Give the data below again, word for word.

========================

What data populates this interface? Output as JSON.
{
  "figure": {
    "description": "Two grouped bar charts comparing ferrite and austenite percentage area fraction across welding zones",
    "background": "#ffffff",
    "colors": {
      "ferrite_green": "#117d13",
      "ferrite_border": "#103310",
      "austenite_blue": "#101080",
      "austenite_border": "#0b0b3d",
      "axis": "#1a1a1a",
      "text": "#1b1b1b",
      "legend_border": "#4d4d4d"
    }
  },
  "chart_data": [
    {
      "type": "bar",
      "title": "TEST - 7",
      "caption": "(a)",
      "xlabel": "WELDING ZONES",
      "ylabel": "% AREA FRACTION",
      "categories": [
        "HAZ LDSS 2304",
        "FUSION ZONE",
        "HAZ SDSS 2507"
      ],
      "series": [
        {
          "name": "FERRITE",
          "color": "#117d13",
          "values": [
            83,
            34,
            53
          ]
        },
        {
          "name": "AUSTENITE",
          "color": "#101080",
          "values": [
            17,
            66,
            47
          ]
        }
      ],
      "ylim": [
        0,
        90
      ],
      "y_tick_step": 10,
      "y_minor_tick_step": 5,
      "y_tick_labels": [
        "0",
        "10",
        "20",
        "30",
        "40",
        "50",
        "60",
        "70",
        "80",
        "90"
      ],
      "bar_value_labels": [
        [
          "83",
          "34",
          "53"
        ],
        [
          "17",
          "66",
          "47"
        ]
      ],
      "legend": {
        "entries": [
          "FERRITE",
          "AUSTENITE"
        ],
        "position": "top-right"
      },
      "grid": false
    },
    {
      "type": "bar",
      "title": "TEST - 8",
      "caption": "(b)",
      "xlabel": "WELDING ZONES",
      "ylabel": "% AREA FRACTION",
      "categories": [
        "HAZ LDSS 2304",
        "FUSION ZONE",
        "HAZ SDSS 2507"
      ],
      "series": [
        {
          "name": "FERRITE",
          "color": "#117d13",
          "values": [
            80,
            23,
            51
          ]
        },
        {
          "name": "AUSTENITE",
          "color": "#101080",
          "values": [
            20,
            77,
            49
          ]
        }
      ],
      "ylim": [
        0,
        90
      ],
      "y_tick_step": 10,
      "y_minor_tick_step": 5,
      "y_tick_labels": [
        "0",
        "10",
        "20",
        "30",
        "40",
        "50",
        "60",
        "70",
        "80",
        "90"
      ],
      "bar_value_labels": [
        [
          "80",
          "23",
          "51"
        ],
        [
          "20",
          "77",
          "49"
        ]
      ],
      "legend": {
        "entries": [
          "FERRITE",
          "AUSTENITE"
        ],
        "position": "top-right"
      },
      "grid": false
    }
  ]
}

========================

#### Task response
What data populates this interface? Output as JSON.
{
  "figure": {
    "description": "Two grouped bar charts comparing ferrite and austenite percentage area fraction across welding zones",
    "background": "#ffffff",
    "colors": {
      "ferrite_green": "#117d13",
      "ferrite_border": "#103310",
      "austenite_blue": "#101080",
      "austenite_border": "#0b0b3d",
      "axis": "#1a1a1a",
      "text": "#1b1b1b",
      "legend_border": "#4d4d4d"
    }
  },
  "chart_data": [
    {
      "type": "bar",
      "title": "TEST - 7",
      "caption": "(a)",
      "xlabel": "WELDING ZONES",
      "ylabel": "% AREA FRACTION",
      "categories": [
        "HAZ LDSS 2304",
        "FUSION ZONE",
        "HAZ SDSS 2507"
      ],
      "series": [
        {
          "name": "FERRITE",
          "color": "#117d13",
          "values": [
            83,
            34,
            53
          ]
        },
        {
          "name": "AUSTENITE",
          "color": "#101080",
          "values": [
            17,
            66,
            47
          ]
        }
      ],
      "ylim": [
        0,
        90
      ],
      "y_tick_step": 10,
      "y_minor_tick_step": 5,
      "y_tick_labels": [
        "0",
        "10",
        "20",
        "30",
        "40",
        "50",
        "60",
        "70",
        "80",
        "90"
      ],
      "bar_value_labels": [
        [
          "83",
          "34",
          "53"
        ],
        [
          "17",
          "66",
          "47"
        ]
      ],
      "legend": {
        "entries": [
          "FERRITE",
          "AUSTENITE"
        ],
        "position": "top-right"
      },
      "grid": false
    },
    {
      "type": "bar",
      "title": "TEST - 8",
      "caption": "(b)",
      "xlabel": "WELDING ZONES",
      "ylabel": "% AREA FRACTION",
      "categories": [
        "HAZ LDSS 2304",
        "FUSION ZONE",
        "HAZ SDSS 2507"
      ],
      "series": [
        {
          "name": "FERRITE",
          "color": "#117d13",
          "values": [
            80,
            23,
            51
          ]
        },
        {
          "name": "AUSTENITE",
          "color": "#101080",
          "values": [
            20,
            77,
            49
          ]
        }
      ],
      "ylim": [
        0,
        90
      ],
      "y_tick_step": 10,
      "y_minor_tick_step": 5,
      "y_tick_labels": [
        "0",
        "10",
        "20",
        "30",
        "40",
        "50",
        "60",
        "70",
        "80",
        "90"
      ],
      "bar_value_labels": [
        [
          "80",
          "23",
          "51"
        ],
        [
          "20",
          "77",
          "49"
        ]
      ],
      "legend": {
        "entries": [
          "FERRITE",
          "AUSTENITE"
        ],
        "position": "top-right"
      },
      "grid": false
    }
  ]
}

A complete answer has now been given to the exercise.